§ Description of the task:
From the listing below, work out how many lines contain "para". Reply with that number only.

---------- Source data

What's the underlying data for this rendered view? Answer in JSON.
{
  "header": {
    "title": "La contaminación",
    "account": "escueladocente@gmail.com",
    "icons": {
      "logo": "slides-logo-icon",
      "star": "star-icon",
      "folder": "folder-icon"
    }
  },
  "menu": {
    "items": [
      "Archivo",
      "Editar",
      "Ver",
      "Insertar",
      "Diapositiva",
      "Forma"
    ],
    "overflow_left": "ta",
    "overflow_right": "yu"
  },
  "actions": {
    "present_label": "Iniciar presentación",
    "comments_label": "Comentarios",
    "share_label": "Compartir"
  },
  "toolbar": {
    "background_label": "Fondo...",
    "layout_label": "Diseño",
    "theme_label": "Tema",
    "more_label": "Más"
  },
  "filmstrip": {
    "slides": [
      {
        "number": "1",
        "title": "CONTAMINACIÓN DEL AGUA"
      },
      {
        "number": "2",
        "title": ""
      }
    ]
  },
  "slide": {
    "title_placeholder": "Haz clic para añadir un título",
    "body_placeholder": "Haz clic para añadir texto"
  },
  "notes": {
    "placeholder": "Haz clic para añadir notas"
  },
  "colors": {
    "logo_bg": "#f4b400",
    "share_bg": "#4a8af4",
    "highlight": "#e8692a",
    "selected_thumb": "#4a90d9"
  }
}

--------------------
---------- Source data

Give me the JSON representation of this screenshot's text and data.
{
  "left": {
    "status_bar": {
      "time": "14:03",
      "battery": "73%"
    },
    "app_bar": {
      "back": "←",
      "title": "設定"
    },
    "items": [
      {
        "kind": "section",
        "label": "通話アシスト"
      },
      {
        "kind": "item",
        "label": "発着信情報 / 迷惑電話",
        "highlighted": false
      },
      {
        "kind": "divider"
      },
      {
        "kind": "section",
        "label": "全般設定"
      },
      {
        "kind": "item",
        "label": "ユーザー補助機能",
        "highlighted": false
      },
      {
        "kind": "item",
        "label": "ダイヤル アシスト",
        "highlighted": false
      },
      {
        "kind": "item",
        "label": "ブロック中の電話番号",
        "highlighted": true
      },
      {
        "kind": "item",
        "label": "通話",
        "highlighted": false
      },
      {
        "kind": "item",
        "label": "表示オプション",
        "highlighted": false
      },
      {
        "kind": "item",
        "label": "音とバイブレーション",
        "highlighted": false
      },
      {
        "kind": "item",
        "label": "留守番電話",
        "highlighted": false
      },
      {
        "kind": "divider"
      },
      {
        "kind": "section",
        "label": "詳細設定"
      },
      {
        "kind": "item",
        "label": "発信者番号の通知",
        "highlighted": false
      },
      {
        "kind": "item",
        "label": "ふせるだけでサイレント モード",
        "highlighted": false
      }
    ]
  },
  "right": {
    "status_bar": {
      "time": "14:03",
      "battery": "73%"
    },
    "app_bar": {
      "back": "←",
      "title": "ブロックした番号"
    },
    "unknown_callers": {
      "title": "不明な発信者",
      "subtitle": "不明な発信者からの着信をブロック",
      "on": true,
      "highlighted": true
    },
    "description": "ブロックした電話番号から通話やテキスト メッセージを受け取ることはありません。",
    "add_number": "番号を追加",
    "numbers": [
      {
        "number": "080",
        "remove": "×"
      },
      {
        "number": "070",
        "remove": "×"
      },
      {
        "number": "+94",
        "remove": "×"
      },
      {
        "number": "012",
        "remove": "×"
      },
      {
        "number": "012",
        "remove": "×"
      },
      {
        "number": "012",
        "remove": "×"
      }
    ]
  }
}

--------------------

§ Solution for this task:
3